§ **Stated goal**: In the entries below, find every line with "base" and copy it.

(Records that describe figures)

◇ ◇ ◇ ◇ ◇ ◇ ◇

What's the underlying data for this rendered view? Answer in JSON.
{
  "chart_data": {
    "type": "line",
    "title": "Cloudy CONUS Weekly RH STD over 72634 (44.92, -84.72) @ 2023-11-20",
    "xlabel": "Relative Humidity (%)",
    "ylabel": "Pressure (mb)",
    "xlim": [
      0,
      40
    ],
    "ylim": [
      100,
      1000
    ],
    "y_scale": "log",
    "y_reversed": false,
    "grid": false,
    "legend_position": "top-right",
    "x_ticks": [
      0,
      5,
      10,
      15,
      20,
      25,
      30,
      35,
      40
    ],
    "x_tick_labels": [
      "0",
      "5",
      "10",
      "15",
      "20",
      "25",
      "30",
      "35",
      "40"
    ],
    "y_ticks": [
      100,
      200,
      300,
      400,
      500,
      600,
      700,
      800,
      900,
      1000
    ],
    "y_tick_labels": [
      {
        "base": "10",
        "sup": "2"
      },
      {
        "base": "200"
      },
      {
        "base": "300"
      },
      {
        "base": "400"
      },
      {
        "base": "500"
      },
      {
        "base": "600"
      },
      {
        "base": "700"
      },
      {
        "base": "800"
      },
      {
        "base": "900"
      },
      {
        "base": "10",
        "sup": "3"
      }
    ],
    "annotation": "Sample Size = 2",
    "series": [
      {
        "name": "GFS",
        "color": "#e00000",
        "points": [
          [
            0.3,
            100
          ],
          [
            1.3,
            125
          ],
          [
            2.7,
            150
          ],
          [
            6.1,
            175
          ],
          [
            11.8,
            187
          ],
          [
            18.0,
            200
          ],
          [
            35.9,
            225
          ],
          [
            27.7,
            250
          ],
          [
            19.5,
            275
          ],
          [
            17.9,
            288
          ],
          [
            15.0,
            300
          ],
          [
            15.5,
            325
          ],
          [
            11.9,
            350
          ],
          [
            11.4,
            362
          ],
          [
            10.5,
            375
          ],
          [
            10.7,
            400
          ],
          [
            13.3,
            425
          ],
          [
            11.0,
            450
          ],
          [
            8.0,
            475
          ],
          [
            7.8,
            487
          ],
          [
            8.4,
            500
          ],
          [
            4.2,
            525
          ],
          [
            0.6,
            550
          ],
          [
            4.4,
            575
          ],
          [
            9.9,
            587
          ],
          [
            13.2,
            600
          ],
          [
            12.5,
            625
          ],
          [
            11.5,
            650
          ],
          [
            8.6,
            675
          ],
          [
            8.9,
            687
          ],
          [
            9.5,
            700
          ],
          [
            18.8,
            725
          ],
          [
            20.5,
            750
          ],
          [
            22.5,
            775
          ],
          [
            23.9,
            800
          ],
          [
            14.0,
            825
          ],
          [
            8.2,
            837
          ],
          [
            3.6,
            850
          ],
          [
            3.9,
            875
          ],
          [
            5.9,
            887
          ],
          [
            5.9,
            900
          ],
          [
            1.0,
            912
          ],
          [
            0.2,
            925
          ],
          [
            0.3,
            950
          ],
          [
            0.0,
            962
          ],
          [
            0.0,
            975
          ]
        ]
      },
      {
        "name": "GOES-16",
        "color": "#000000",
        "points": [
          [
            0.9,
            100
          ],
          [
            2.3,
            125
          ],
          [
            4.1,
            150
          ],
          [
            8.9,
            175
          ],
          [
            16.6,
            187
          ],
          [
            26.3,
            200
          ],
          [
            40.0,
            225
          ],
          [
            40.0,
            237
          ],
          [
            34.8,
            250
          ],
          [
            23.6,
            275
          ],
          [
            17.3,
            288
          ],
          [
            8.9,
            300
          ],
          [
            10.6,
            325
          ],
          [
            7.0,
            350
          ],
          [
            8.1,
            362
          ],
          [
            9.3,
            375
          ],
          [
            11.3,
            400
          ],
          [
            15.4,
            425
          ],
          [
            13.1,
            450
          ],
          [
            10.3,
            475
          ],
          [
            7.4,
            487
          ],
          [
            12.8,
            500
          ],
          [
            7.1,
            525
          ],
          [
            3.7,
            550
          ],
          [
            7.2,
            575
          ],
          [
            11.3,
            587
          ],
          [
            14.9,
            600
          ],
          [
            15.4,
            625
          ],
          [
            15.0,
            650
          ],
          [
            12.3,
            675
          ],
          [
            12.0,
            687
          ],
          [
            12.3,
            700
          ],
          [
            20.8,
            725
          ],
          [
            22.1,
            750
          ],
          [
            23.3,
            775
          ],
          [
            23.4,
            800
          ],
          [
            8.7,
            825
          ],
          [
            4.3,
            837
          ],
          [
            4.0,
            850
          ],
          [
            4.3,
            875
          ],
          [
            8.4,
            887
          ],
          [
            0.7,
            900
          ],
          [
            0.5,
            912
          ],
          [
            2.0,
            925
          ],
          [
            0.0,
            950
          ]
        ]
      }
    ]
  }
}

◇ ◇ ◇ ◇ ◇ ◇ ◇

§ **The reply**:
        "base": "10",
        "base": "200"
        "base": "300"
        "base": "400"
        "base": "500"
        "base": "600"
        "base": "700"
        "base": "800"
        "base": "900"
        "base": "10",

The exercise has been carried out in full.